>> BEGIN Records shown

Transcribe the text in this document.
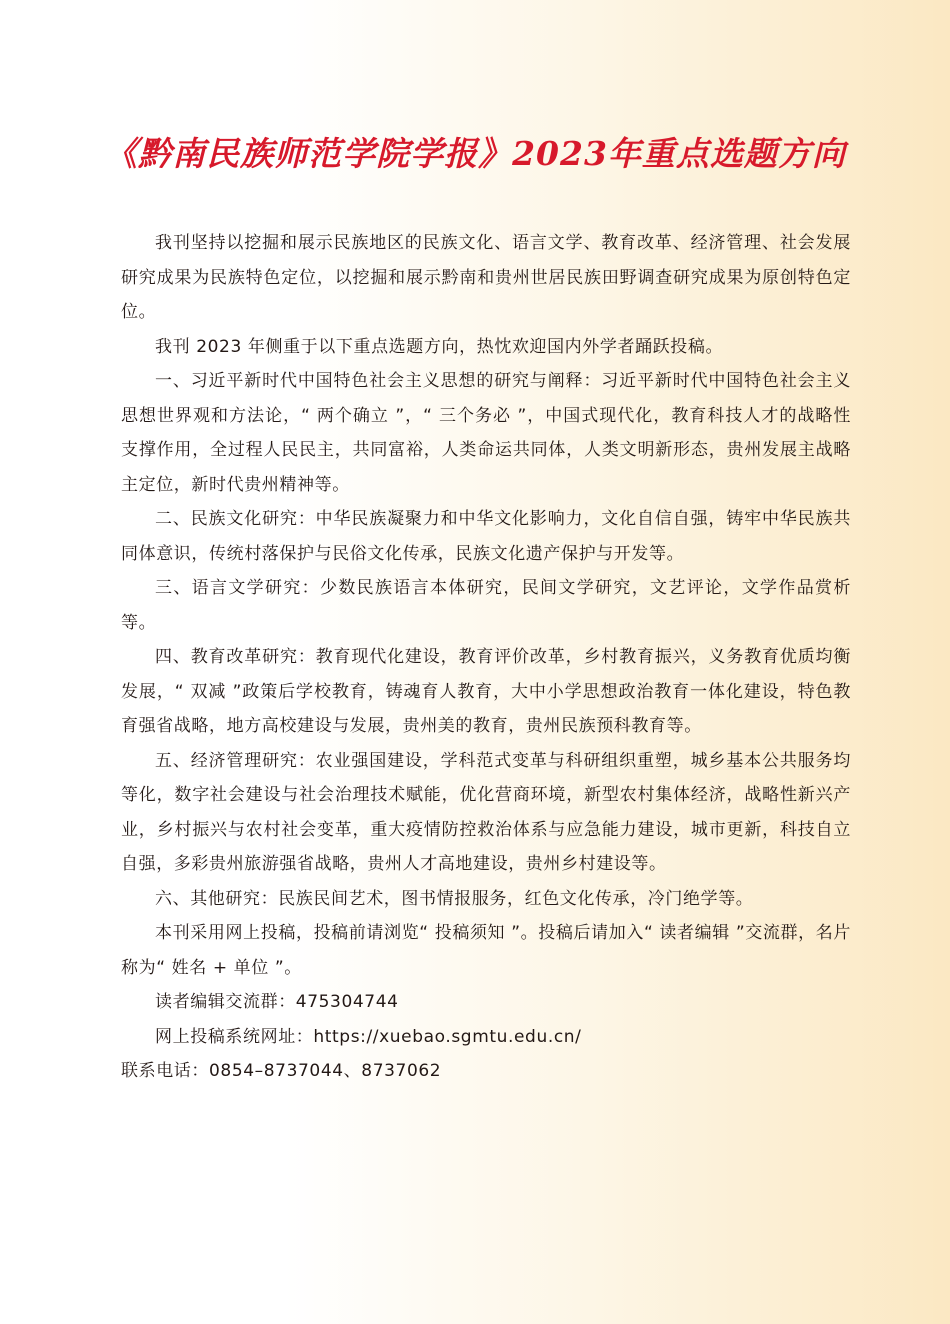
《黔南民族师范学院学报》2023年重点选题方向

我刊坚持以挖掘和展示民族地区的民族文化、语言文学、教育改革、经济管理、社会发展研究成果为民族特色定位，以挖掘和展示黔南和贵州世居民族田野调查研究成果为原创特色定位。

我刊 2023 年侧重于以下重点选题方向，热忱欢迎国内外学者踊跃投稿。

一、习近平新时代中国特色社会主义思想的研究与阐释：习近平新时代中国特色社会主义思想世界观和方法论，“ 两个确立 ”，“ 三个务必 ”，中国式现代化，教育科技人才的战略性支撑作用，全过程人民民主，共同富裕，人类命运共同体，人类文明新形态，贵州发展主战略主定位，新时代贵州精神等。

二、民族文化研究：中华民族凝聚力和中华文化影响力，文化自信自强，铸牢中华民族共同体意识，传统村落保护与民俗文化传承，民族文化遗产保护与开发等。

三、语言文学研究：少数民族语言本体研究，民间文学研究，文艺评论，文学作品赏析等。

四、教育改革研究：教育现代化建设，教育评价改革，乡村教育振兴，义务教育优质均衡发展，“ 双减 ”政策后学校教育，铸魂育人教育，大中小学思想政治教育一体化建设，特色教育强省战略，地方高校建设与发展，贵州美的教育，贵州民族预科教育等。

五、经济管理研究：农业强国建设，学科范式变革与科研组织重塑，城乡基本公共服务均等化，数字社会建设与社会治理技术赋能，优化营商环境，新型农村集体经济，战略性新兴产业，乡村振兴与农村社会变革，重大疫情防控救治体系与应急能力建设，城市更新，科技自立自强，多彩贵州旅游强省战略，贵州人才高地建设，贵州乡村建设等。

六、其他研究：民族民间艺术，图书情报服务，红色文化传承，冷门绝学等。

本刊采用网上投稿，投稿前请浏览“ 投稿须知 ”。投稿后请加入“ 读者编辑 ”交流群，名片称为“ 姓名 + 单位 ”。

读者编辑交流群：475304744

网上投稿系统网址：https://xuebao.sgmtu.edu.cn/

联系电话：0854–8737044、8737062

>> END Records shown

Short exercise: Nothing in the entries should change as you copy them, except that the pictures are left out.

Written solution:
Transcribe the text in this document.
《黔南民族师范学院学报》2023年重点选题方向

我刊坚持以挖掘和展示民族地区的民族文化、语言文学、教育改革、经济管理、社会发展研究成果为民族特色定位，以挖掘和展示黔南和贵州世居民族田野调查研究成果为原创特色定位。

我刊 2023 年侧重于以下重点选题方向，热忱欢迎国内外学者踊跃投稿。

一、习近平新时代中国特色社会主义思想的研究与阐释：习近平新时代中国特色社会主义思想世界观和方法论，“ 两个确立 ”，“ 三个务必 ”，中国式现代化，教育科技人才的战略性支撑作用，全过程人民民主，共同富裕，人类命运共同体，人类文明新形态，贵州发展主战略主定位，新时代贵州精神等。

二、民族文化研究：中华民族凝聚力和中华文化影响力，文化自信自强，铸牢中华民族共同体意识，传统村落保护与民俗文化传承，民族文化遗产保护与开发等。

三、语言文学研究：少数民族语言本体研究，民间文学研究，文艺评论，文学作品赏析等。

四、教育改革研究：教育现代化建设，教育评价改革，乡村教育振兴，义务教育优质均衡发展，“ 双减 ”政策后学校教育，铸魂育人教育，大中小学思想政治教育一体化建设，特色教育强省战略，地方高校建设与发展，贵州美的教育，贵州民族预科教育等。

五、经济管理研究：农业强国建设，学科范式变革与科研组织重塑，城乡基本公共服务均等化，数字社会建设与社会治理技术赋能，优化营商环境，新型农村集体经济，战略性新兴产业，乡村振兴与农村社会变革，重大疫情防控救治体系与应急能力建设，城市更新，科技自立自强，多彩贵州旅游强省战略，贵州人才高地建设，贵州乡村建设等。

六、其他研究：民族民间艺术，图书情报服务，红色文化传承，冷门绝学等。

本刊采用网上投稿，投稿前请浏览“ 投稿须知 ”。投稿后请加入“ 读者编辑 ”交流群，名片称为“ 姓名 + 单位 ”。

读者编辑交流群：475304744

网上投稿系统网址：https://xuebao.sgmtu.edu.cn/

联系电话：0854–8737044、8737062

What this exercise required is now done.